> **DATA SUPPLIED**:
* START *
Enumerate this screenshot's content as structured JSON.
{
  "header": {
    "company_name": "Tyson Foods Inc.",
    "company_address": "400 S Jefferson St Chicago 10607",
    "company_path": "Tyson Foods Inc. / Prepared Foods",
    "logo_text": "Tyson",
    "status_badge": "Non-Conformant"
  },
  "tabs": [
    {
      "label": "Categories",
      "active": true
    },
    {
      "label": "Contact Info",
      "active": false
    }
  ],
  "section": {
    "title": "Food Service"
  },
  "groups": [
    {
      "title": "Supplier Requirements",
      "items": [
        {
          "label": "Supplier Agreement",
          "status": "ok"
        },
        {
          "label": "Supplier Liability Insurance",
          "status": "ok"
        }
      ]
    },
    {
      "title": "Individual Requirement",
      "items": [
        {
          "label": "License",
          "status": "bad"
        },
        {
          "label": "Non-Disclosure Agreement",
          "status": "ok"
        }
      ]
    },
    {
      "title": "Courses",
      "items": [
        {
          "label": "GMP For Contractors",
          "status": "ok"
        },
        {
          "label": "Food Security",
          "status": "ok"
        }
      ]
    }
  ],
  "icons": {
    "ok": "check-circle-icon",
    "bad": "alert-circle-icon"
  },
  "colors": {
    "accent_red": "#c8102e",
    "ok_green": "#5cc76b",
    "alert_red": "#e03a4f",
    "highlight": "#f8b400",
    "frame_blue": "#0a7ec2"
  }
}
* END *
> **TASK TO COMPLETE**:
Output the listing above exactly as it appears.

> **RIGHT ANSWER**:
Enumerate this screenshot's content as structured JSON.
{
  "header": {
    "company_name": "Tyson Foods Inc.",
    "company_address": "400 S Jefferson St Chicago 10607",
    "company_path": "Tyson Foods Inc. / Prepared Foods",
    "logo_text": "Tyson",
    "status_badge": "Non-Conformant"
  },
  "tabs": [
    {
      "label": "Categories",
      "active": true
    },
    {
      "label": "Contact Info",
      "active": false
    }
  ],
  "section": {
    "title": "Food Service"
  },
  "groups": [
    {
      "title": "Supplier Requirements",
      "items": [
        {
          "label": "Supplier Agreement",
          "status": "ok"
        },
        {
          "label": "Supplier Liability Insurance",
          "status": "ok"
        }
      ]
    },
    {
      "title": "Individual Requirement",
      "items": [
        {
          "label": "License",
          "status": "bad"
        },
        {
          "label": "Non-Disclosure Agreement",
          "status": "ok"
        }
      ]
    },
    {
      "title": "Courses",
      "items": [
        {
          "label": "GMP For Contractors",
          "status": "ok"
        },
        {
          "label": "Food Security",
          "status": "ok"
        }
      ]
    }
  ],
  "icons": {
    "ok": "check-circle-icon",
    "bad": "alert-circle-icon"
  },
  "colors": {
    "accent_red": "#c8102e",
    "ok_green": "#5cc76b",
    "alert_red": "#e03a4f",
    "highlight": "#f8b400",
    "frame_blue": "#0a7ec2"
  }
}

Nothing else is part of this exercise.